Keep the wording of each record exactly the same when you repeat it, and leave out pictures.

▼▼▼

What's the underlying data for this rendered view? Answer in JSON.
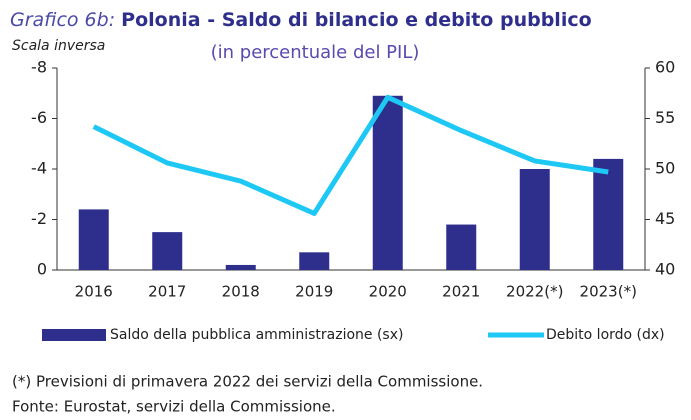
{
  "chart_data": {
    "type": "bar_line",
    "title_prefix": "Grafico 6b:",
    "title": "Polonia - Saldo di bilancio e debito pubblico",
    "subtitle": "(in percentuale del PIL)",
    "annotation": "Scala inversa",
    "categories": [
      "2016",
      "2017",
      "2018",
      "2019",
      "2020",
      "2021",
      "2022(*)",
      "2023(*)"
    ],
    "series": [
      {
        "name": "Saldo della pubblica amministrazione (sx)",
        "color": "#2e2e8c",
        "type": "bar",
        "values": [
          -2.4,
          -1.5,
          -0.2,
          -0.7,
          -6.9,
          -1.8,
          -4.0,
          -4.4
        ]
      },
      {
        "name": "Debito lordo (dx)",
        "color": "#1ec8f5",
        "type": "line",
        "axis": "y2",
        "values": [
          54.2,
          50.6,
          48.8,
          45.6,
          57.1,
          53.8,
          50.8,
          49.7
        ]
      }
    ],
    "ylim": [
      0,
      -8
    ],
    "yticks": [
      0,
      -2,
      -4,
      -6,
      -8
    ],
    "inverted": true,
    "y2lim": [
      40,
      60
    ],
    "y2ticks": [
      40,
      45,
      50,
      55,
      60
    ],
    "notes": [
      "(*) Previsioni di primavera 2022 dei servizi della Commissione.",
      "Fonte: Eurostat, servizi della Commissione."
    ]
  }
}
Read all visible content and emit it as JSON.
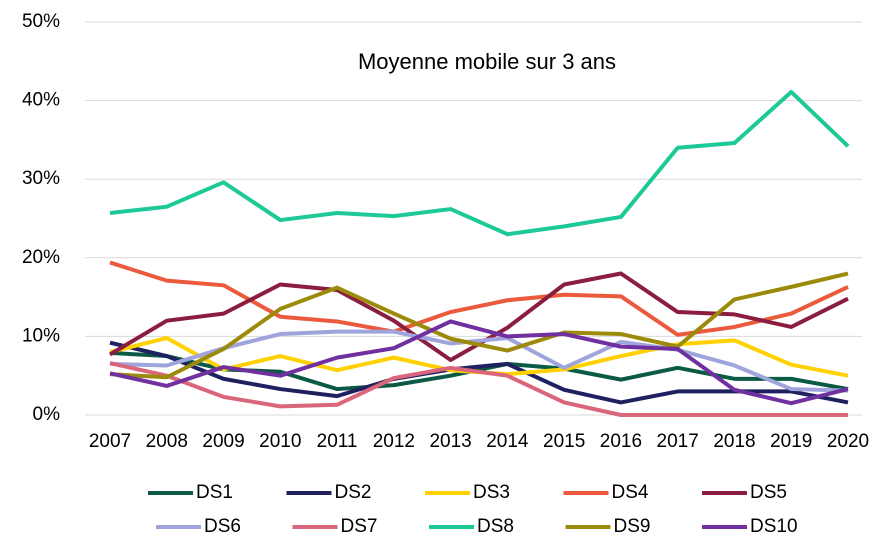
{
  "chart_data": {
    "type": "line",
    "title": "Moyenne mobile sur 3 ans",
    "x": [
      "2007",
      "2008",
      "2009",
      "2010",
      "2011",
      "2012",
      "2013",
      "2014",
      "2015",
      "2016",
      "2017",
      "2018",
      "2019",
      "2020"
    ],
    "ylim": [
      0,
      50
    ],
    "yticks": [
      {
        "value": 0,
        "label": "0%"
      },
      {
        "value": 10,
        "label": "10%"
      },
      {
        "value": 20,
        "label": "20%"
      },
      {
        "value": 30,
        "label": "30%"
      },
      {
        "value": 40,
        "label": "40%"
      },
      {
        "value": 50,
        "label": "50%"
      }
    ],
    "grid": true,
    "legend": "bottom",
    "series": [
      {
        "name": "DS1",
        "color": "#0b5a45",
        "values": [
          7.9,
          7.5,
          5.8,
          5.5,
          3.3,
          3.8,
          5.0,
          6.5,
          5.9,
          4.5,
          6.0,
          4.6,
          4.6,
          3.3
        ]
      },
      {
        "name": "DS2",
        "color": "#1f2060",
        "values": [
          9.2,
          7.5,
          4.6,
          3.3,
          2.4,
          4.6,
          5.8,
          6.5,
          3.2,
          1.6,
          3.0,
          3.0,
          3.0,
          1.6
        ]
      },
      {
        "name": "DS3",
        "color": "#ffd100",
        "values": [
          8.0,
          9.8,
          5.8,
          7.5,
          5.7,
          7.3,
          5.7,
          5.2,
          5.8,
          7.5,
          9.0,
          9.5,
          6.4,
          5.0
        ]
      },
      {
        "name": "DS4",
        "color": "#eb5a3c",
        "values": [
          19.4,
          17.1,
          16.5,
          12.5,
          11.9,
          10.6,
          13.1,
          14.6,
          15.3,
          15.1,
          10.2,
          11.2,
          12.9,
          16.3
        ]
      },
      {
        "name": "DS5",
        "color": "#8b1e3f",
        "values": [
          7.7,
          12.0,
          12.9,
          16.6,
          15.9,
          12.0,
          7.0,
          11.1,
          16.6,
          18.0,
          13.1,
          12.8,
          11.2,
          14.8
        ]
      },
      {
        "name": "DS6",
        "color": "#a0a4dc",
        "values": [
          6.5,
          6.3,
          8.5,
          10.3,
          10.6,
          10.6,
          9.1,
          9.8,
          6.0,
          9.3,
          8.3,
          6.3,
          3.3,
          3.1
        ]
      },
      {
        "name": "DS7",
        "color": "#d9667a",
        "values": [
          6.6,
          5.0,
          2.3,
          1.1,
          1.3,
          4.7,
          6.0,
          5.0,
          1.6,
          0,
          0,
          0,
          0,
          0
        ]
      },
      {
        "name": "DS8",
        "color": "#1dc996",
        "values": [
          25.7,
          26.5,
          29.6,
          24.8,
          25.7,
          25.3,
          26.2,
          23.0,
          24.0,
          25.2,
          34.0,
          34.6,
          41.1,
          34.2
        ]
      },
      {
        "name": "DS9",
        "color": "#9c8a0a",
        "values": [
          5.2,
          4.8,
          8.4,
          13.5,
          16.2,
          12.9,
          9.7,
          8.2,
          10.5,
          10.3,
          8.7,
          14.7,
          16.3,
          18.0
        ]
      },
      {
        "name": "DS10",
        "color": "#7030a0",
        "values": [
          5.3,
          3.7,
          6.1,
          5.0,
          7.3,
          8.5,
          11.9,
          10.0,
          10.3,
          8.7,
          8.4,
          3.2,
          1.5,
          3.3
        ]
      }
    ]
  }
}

▲▲▲

* Solution to the exercise *
What's the underlying data for this rendered view? Answer in JSON.
{
  "chart_data": {
    "type": "bar_line",
    "title_prefix": "Grafico 6b:",
    "title": "Polonia - Saldo di bilancio e debito pubblico",
    "subtitle": "(in percentuale del PIL)",
    "annotation": "Scala inversa",
    "categories": [
      "2016",
      "2017",
      "2018",
      "2019",
      "2020",
      "2021",
      "2022(*)",
      "2023(*)"
    ],
    "series": [
      {
        "name": "Saldo della pubblica amministrazione (sx)",
        "color": "#2e2e8c",
        "type": "bar",
        "values": [
          -2.4,
          -1.5,
          -0.2,
          -0.7,
          -6.9,
          -1.8,
          -4.0,
          -4.4
        ]
      },
      {
        "name": "Debito lordo (dx)",
        "color": "#1ec8f5",
        "type": "line",
        "axis": "y2",
        "values": [
          54.2,
          50.6,
          48.8,
          45.6,
          57.1,
          53.8,
          50.8,
          49.7
        ]
      }
    ],
    "ylim": [
      0,
      -8
    ],
    "yticks": [
      0,
      -2,
      -4,
      -6,
      -8
    ],
    "inverted": true,
    "y2lim": [
      40,
      60
    ],
    "y2ticks": [
      40,
      45,
      50,
      55,
      60
    ],
    "notes": [
      "(*) Previsioni di primavera 2022 dei servizi della Commissione.",
      "Fonte: Eurostat, servizi della Commissione."
    ]
  }
}
Read all visible content and emit it as JSON.
{
  "chart_data": {
    "type": "line",
    "title": "Moyenne mobile sur 3 ans",
    "x": [
      "2007",
      "2008",
      "2009",
      "2010",
      "2011",
      "2012",
      "2013",
      "2014",
      "2015",
      "2016",
      "2017",
      "2018",
      "2019",
      "2020"
    ],
    "ylim": [
      0,
      50
    ],
    "yticks": [
      {
        "value": 0,
        "label": "0%"
      },
      {
        "value": 10,
        "label": "10%"
      },
      {
        "value": 20,
        "label": "20%"
      },
      {
        "value": 30,
        "label": "30%"
      },
      {
        "value": 40,
        "label": "40%"
      },
      {
        "value": 50,
        "label": "50%"
      }
    ],
    "grid": true,
    "legend": "bottom",
    "series": [
      {
        "name": "DS1",
        "color": "#0b5a45",
        "values": [
          7.9,
          7.5,
          5.8,
          5.5,
          3.3,
          3.8,
          5.0,
          6.5,
          5.9,
          4.5,
          6.0,
          4.6,
          4.6,
          3.3
        ]
      },
      {
        "name": "DS2",
        "color": "#1f2060",
        "values": [
          9.2,
          7.5,
          4.6,
          3.3,
          2.4,
          4.6,
          5.8,
          6.5,
          3.2,
          1.6,
          3.0,
          3.0,
          3.0,
          1.6
        ]
      },
      {
        "name": "DS3",
        "color": "#ffd100",
        "values": [
          8.0,
          9.8,
          5.8,
          7.5,
          5.7,
          7.3,
          5.7,
          5.2,
          5.8,
          7.5,
          9.0,
          9.5,
          6.4,
          5.0
        ]
      },
      {
        "name": "DS4",
        "color": "#eb5a3c",
        "values": [
          19.4,
          17.1,
          16.5,
          12.5,
          11.9,
          10.6,
          13.1,
          14.6,
          15.3,
          15.1,
          10.2,
          11.2,
          12.9,
          16.3
        ]
      },
      {
        "name": "DS5",
        "color": "#8b1e3f",
        "values": [
          7.7,
          12.0,
          12.9,
          16.6,
          15.9,
          12.0,
          7.0,
          11.1,
          16.6,
          18.0,
          13.1,
          12.8,
          11.2,
          14.8
        ]
      },
      {
        "name": "DS6",
        "color": "#a0a4dc",
        "values": [
          6.5,
          6.3,
          8.5,
          10.3,
          10.6,
          10.6,
          9.1,
          9.8,
          6.0,
          9.3,
          8.3,
          6.3,
          3.3,
          3.1
        ]
      },
      {
        "name": "DS7",
        "color": "#d9667a",
        "values": [
          6.6,
          5.0,
          2.3,
          1.1,
          1.3,
          4.7,
          6.0,
          5.0,
          1.6,
          0,
          0,
          0,
          0,
          0
        ]
      },
      {
        "name": "DS8",
        "color": "#1dc996",
        "values": [
          25.7,
          26.5,
          29.6,
          24.8,
          25.7,
          25.3,
          26.2,
          23.0,
          24.0,
          25.2,
          34.0,
          34.6,
          41.1,
          34.2
        ]
      },
      {
        "name": "DS9",
        "color": "#9c8a0a",
        "values": [
          5.2,
          4.8,
          8.4,
          13.5,
          16.2,
          12.9,
          9.7,
          8.2,
          10.5,
          10.3,
          8.7,
          14.7,
          16.3,
          18.0
        ]
      },
      {
        "name": "DS10",
        "color": "#7030a0",
        "values": [
          5.3,
          3.7,
          6.1,
          5.0,
          7.3,
          8.5,
          11.9,
          10.0,
          10.3,
          8.7,
          8.4,
          3.2,
          1.5,
          3.3
        ]
      }
    ]
  }
}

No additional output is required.